STATED GOAL:
Copy every line of the data that includes the string "задачи".

(Collected data)
——
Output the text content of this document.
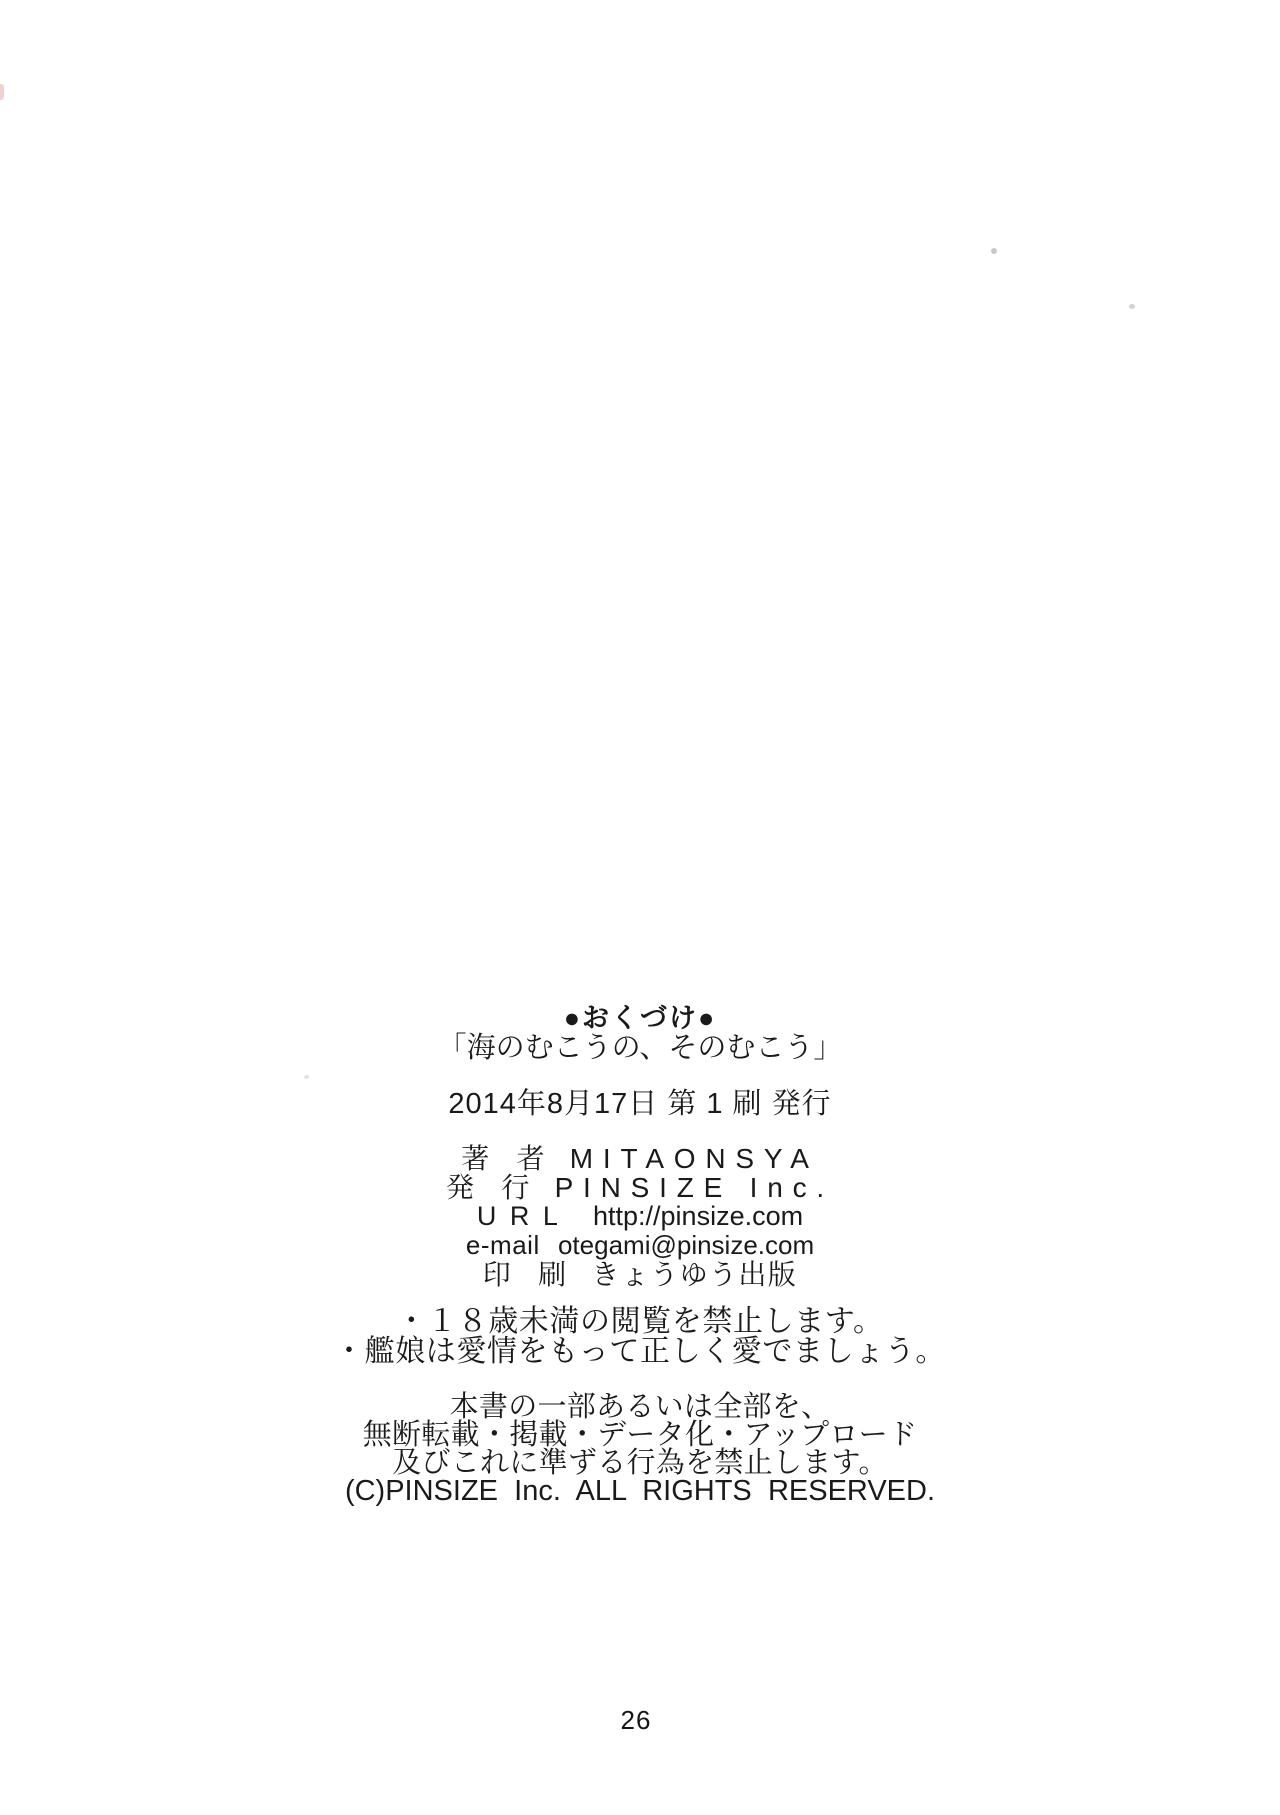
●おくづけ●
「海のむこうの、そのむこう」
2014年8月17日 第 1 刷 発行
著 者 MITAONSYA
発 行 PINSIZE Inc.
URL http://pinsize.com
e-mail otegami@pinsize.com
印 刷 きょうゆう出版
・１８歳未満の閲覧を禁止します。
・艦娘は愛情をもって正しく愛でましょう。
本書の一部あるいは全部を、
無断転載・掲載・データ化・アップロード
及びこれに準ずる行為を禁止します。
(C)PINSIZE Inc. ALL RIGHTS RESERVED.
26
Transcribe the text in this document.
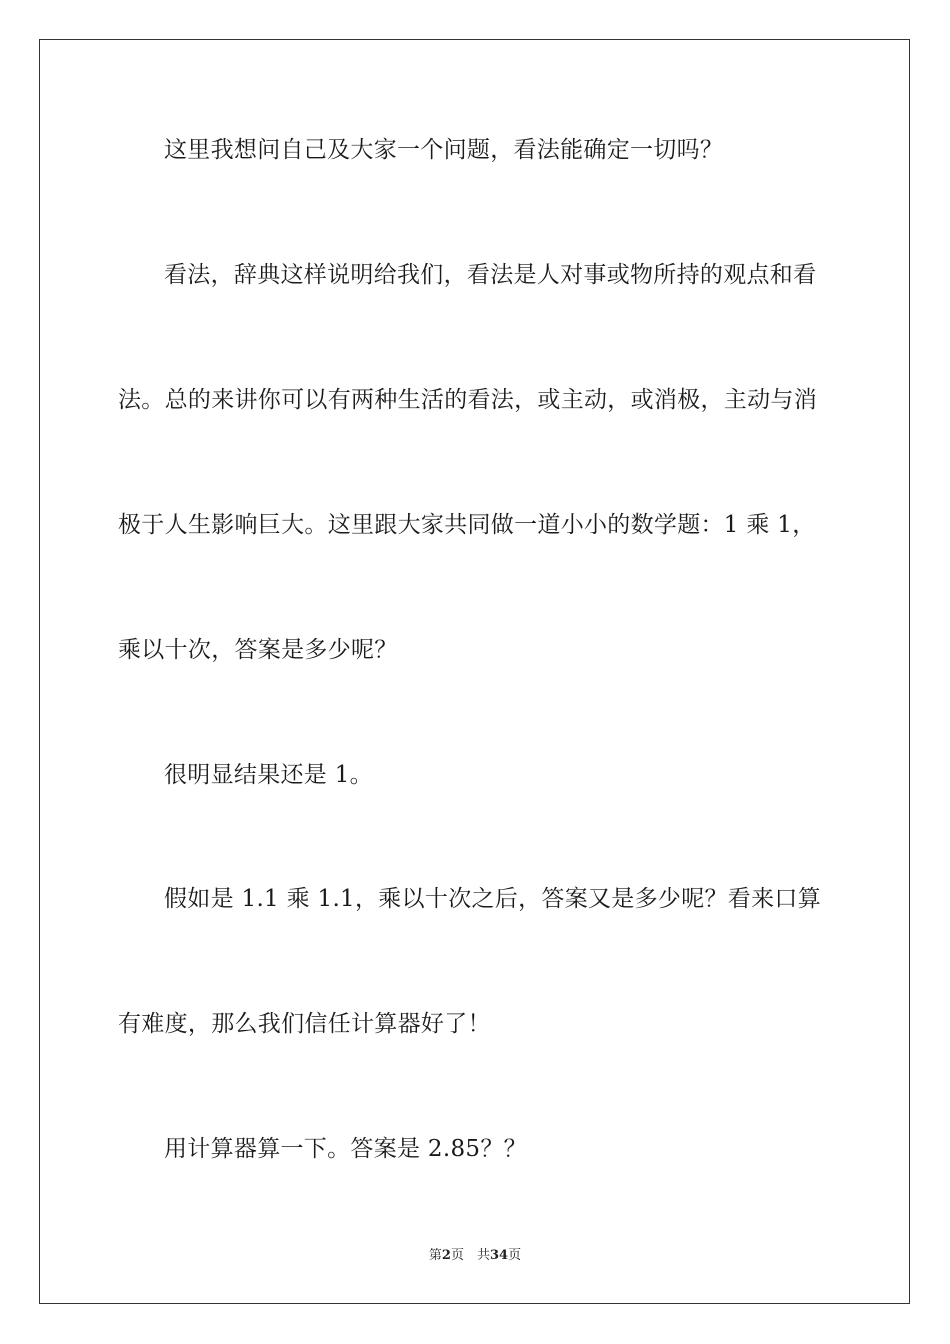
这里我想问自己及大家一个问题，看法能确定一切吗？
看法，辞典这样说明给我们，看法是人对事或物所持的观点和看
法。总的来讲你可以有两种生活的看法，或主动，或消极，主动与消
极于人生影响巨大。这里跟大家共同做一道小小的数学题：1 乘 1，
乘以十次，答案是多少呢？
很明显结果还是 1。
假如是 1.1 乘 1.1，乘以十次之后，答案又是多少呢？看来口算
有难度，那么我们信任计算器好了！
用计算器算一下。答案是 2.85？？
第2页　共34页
——
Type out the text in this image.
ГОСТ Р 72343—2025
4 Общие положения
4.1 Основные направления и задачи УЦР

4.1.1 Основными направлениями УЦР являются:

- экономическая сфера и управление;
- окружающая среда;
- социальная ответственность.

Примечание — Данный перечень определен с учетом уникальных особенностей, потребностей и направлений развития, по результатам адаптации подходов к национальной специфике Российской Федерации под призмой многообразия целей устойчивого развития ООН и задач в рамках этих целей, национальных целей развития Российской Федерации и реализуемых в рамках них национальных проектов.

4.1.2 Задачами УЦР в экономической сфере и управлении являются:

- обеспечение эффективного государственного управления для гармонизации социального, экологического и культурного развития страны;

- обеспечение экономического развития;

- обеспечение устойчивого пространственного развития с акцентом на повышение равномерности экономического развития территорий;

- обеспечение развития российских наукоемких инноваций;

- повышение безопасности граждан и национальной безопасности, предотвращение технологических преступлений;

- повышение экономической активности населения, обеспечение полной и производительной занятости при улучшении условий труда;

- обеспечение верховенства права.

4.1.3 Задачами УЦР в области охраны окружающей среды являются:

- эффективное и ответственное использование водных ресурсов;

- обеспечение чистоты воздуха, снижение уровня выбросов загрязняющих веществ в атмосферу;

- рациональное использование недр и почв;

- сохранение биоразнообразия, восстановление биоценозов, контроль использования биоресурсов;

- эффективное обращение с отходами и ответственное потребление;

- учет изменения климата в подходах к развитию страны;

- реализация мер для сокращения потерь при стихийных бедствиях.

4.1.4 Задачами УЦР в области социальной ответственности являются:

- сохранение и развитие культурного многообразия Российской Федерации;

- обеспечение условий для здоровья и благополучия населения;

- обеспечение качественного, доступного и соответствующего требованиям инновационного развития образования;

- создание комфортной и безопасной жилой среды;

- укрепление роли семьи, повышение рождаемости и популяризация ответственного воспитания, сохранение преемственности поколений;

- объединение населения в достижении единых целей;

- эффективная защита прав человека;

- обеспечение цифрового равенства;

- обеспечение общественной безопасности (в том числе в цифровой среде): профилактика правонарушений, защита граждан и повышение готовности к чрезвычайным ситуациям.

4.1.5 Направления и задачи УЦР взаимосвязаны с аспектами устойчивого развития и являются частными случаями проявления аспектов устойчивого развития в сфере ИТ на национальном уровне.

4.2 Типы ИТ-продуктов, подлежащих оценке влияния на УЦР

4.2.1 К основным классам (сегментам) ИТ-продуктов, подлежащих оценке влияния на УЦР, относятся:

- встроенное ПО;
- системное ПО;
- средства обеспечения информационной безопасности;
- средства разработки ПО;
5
——
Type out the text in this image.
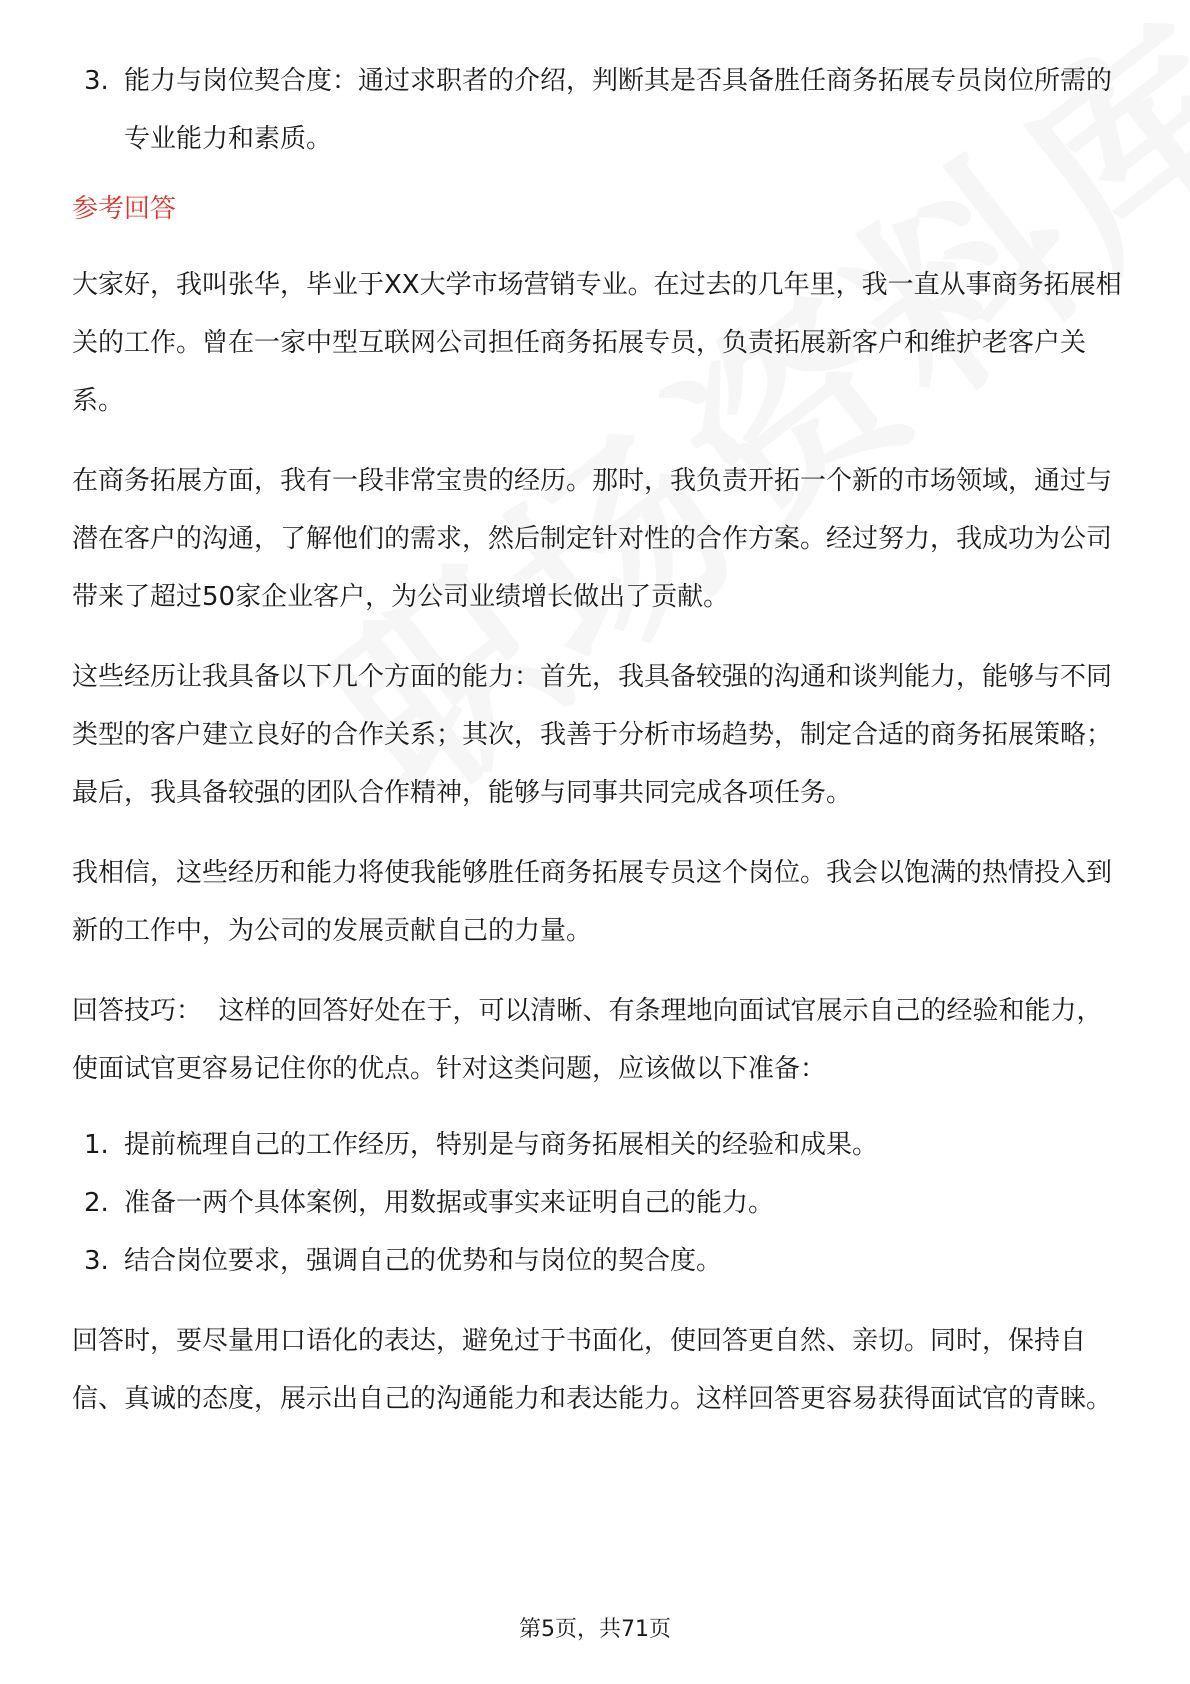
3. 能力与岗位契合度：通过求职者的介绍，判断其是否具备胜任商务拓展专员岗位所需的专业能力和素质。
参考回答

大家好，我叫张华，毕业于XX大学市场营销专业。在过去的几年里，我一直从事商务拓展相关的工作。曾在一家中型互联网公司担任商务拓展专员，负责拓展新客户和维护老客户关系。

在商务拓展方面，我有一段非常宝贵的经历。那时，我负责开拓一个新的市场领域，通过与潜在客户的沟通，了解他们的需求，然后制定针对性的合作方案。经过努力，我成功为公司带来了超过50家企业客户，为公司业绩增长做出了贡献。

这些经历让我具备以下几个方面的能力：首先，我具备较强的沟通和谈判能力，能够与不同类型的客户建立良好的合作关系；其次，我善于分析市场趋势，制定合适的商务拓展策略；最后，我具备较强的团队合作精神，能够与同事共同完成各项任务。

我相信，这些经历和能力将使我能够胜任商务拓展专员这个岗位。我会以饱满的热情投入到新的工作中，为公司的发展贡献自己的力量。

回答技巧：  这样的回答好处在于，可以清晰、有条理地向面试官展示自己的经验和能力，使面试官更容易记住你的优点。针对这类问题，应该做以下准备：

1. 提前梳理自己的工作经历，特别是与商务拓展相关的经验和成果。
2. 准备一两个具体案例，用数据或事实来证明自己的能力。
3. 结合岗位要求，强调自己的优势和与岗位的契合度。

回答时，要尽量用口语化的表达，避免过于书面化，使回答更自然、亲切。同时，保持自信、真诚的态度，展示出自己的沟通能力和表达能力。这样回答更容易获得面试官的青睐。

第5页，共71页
——
EXERCISE OUTPUT:
4.1 Основные направления и задачи УЦР
4.1.5 Направления и задачи УЦР взаимосвязаны с аспектами устойчивого развития и являются частными случаями проявления аспектов устойчивого развития в сфере ИТ на национальном уровне.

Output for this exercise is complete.